All entries must be extracted exactly, with nothing added or dropped.

[Begin]

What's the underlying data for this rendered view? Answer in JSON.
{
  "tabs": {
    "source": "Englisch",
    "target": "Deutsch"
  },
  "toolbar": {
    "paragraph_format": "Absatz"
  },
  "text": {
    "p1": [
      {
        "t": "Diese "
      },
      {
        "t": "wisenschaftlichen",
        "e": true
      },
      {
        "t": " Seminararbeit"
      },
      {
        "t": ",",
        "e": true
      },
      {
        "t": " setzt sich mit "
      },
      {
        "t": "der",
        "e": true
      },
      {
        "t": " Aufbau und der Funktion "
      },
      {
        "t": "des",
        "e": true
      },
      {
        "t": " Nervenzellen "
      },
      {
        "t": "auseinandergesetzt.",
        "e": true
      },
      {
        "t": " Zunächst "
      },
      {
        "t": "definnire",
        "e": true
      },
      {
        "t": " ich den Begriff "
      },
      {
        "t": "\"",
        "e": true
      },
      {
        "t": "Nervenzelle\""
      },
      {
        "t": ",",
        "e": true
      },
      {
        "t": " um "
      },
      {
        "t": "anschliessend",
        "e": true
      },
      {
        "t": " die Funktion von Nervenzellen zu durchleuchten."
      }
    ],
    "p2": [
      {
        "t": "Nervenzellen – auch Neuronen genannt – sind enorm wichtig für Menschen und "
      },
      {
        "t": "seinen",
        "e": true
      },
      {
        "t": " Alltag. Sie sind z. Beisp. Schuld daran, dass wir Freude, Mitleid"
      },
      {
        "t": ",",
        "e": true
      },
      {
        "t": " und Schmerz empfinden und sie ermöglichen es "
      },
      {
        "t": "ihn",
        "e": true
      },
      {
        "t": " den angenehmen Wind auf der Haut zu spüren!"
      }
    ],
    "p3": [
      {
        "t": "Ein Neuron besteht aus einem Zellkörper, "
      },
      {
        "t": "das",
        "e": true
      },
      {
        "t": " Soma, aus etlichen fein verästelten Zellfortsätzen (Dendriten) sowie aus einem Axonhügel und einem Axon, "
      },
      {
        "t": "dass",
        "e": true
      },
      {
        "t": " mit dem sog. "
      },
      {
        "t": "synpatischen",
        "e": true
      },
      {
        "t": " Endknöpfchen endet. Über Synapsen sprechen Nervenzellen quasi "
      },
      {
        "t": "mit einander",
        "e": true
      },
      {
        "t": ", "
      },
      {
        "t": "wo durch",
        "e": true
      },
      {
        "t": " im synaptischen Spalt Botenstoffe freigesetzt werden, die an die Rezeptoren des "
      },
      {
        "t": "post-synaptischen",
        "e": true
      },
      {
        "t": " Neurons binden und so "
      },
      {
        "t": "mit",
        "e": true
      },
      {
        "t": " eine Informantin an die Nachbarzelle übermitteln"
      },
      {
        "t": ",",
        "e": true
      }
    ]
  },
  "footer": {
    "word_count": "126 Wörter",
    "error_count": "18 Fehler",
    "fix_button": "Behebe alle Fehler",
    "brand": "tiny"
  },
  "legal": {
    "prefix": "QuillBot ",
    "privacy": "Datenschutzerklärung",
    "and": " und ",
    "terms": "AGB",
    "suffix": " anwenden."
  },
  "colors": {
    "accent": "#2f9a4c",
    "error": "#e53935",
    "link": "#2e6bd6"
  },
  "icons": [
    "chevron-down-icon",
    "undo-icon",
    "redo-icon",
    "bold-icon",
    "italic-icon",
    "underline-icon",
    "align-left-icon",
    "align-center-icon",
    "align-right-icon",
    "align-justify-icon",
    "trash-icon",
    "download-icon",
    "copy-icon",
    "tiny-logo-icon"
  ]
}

[End]

Exercise result.
What's the underlying data for this rendered view? Answer in JSON.
{
  "tabs": {
    "source": "Englisch",
    "target": "Deutsch"
  },
  "toolbar": {
    "paragraph_format": "Absatz"
  },
  "text": {
    "p1": [
      {
        "t": "Diese "
      },
      {
        "t": "wisenschaftlichen",
        "e": true
      },
      {
        "t": " Seminararbeit"
      },
      {
        "t": ",",
        "e": true
      },
      {
        "t": " setzt sich mit "
      },
      {
        "t": "der",
        "e": true
      },
      {
        "t": " Aufbau und der Funktion "
      },
      {
        "t": "des",
        "e": true
      },
      {
        "t": " Nervenzellen "
      },
      {
        "t": "auseinandergesetzt.",
        "e": true
      },
      {
        "t": " Zunächst "
      },
      {
        "t": "definnire",
        "e": true
      },
      {
        "t": " ich den Begriff "
      },
      {
        "t": "\"",
        "e": true
      },
      {
        "t": "Nervenzelle\""
      },
      {
        "t": ",",
        "e": true
      },
      {
        "t": " um "
      },
      {
        "t": "anschliessend",
        "e": true
      },
      {
        "t": " die Funktion von Nervenzellen zu durchleuchten."
      }
    ],
    "p2": [
      {
        "t": "Nervenzellen – auch Neuronen genannt – sind enorm wichtig für Menschen und "
      },
      {
        "t": "seinen",
        "e": true
      },
      {
        "t": " Alltag. Sie sind z. Beisp. Schuld daran, dass wir Freude, Mitleid"
      },
      {
        "t": ",",
        "e": true
      },
      {
        "t": " und Schmerz empfinden und sie ermöglichen es "
      },
      {
        "t": "ihn",
        "e": true
      },
      {
        "t": " den angenehmen Wind auf der Haut zu spüren!"
      }
    ],
    "p3": [
      {
        "t": "Ein Neuron besteht aus einem Zellkörper, "
      },
      {
        "t": "das",
        "e": true
      },
      {
        "t": " Soma, aus etlichen fein verästelten Zellfortsätzen (Dendriten) sowie aus einem Axonhügel und einem Axon, "
      },
      {
        "t": "dass",
        "e": true
      },
      {
        "t": " mit dem sog. "
      },
      {
        "t": "synpatischen",
        "e": true
      },
      {
        "t": " Endknöpfchen endet. Über Synapsen sprechen Nervenzellen quasi "
      },
      {
        "t": "mit einander",
        "e": true
      },
      {
        "t": ", "
      },
      {
        "t": "wo durch",
        "e": true
      },
      {
        "t": " im synaptischen Spalt Botenstoffe freigesetzt werden, die an die Rezeptoren des "
      },
      {
        "t": "post-synaptischen",
        "e": true
      },
      {
        "t": " Neurons binden und so "
      },
      {
        "t": "mit",
        "e": true
      },
      {
        "t": " eine Informantin an die Nachbarzelle übermitteln"
      },
      {
        "t": ",",
        "e": true
      }
    ]
  },
  "footer": {
    "word_count": "126 Wörter",
    "error_count": "18 Fehler",
    "fix_button": "Behebe alle Fehler",
    "brand": "tiny"
  },
  "legal": {
    "prefix": "QuillBot ",
    "privacy": "Datenschutzerklärung",
    "and": " und ",
    "terms": "AGB",
    "suffix": " anwenden."
  },
  "colors": {
    "accent": "#2f9a4c",
    "error": "#e53935",
    "link": "#2e6bd6"
  },
  "icons": [
    "chevron-down-icon",
    "undo-icon",
    "redo-icon",
    "bold-icon",
    "italic-icon",
    "underline-icon",
    "align-left-icon",
    "align-center-icon",
    "align-right-icon",
    "align-justify-icon",
    "trash-icon",
    "download-icon",
    "copy-icon",
    "tiny-logo-icon"
  ]
}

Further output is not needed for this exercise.